▶ _Objective_: Transcribe each line of the records below exactly, excluding any embedded images.

::: Given information

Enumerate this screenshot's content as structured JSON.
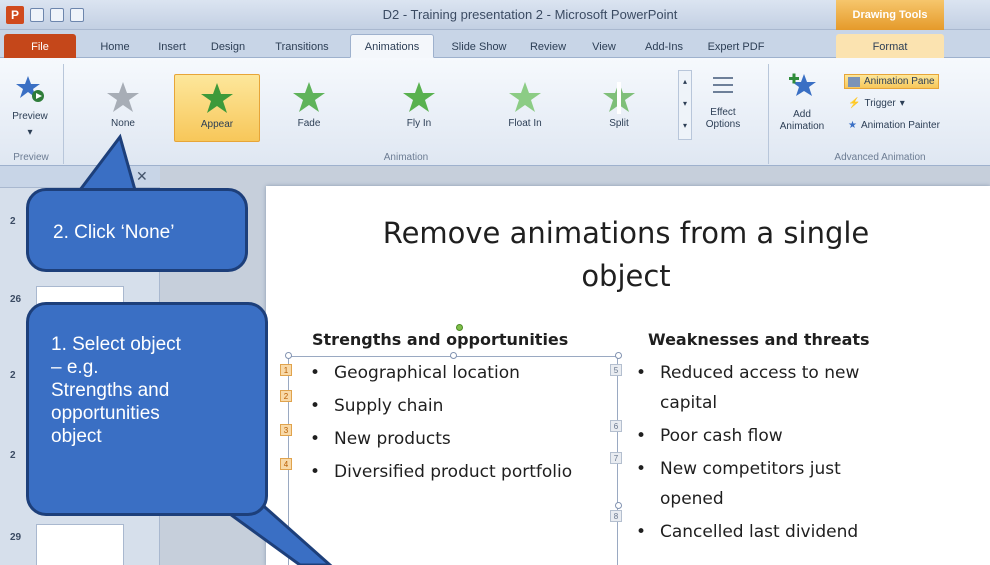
{
  "window": {
    "title": "D2 - Training presentation 2 - Microsoft PowerPoint",
    "contextual_tab": "Drawing Tools"
  },
  "tabs": [
    "File",
    "Home",
    "Insert",
    "Design",
    "Transitions",
    "Animations",
    "Slide Show",
    "Review",
    "View",
    "Add-Ins",
    "Expert PDF",
    "Format"
  ],
  "ribbon": {
    "preview": {
      "label": "Preview",
      "group": "Preview"
    },
    "animation_group": "Animation",
    "gallery": [
      "None",
      "Appear",
      "Fade",
      "Fly In",
      "Float In",
      "Split"
    ],
    "selected": "Appear",
    "effect_options": [
      "Effect",
      "Options"
    ],
    "add_animation": [
      "Add",
      "Animation"
    ],
    "advanced_group": "Advanced Animation",
    "animation_pane": "Animation Pane",
    "trigger": "Trigger",
    "animation_painter": "Animation Painter"
  },
  "slide_numbers": [
    "2",
    "26",
    "2",
    "2",
    "29"
  ],
  "slide": {
    "title_line1": "Remove animations from a single",
    "title_line2": "object",
    "left_heading": "Strengths and opportunities",
    "right_heading": "Weaknesses and threats",
    "left_bullets": [
      "Geographical location",
      "Supply chain",
      "New products",
      "Diversified product portfolio"
    ],
    "right_bullets": [
      "Reduced access to new capital",
      "Poor cash flow",
      "New competitors just opened",
      "Cancelled last dividend"
    ],
    "left_tags": [
      "1",
      "2",
      "3",
      "4"
    ],
    "right_tags": [
      "5",
      "6",
      "7",
      "8"
    ]
  },
  "callouts": {
    "step2": "2. Click ‘None’",
    "step1_lines": [
      "1. Select object",
      "– e.g.",
      "Strengths and",
      "opportunities",
      "object"
    ]
  },
  "colors": {
    "callout_fill": "#3a6fc4",
    "selection": "#f7c75a",
    "file_tab": "#c5471a"
  }
}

::::::

▶ _Final result_:
Enumerate this screenshot's content as structured JSON.
{
  "window": {
    "title": "D2 - Training presentation 2 - Microsoft PowerPoint",
    "contextual_tab": "Drawing Tools"
  },
  "tabs": [
    "File",
    "Home",
    "Insert",
    "Design",
    "Transitions",
    "Animations",
    "Slide Show",
    "Review",
    "View",
    "Add-Ins",
    "Expert PDF",
    "Format"
  ],
  "ribbon": {
    "preview": {
      "label": "Preview",
      "group": "Preview"
    },
    "animation_group": "Animation",
    "gallery": [
      "None",
      "Appear",
      "Fade",
      "Fly In",
      "Float In",
      "Split"
    ],
    "selected": "Appear",
    "effect_options": [
      "Effect",
      "Options"
    ],
    "add_animation": [
      "Add",
      "Animation"
    ],
    "advanced_group": "Advanced Animation",
    "animation_pane": "Animation Pane",
    "trigger": "Trigger",
    "animation_painter": "Animation Painter"
  },
  "slide_numbers": [
    "2",
    "26",
    "2",
    "2",
    "29"
  ],
  "slide": {
    "title_line1": "Remove animations from a single",
    "title_line2": "object",
    "left_heading": "Strengths and opportunities",
    "right_heading": "Weaknesses and threats",
    "left_bullets": [
      "Geographical location",
      "Supply chain",
      "New products",
      "Diversified product portfolio"
    ],
    "right_bullets": [
      "Reduced access to new capital",
      "Poor cash flow",
      "New competitors just opened",
      "Cancelled last dividend"
    ],
    "left_tags": [
      "1",
      "2",
      "3",
      "4"
    ],
    "right_tags": [
      "5",
      "6",
      "7",
      "8"
    ]
  },
  "callouts": {
    "step2": "2. Click ‘None’",
    "step1_lines": [
      "1. Select object",
      "– e.g.",
      "Strengths and",
      "opportunities",
      "object"
    ]
  },
  "colors": {
    "callout_fill": "#3a6fc4",
    "selection": "#f7c75a",
    "file_tab": "#c5471a"
  }
}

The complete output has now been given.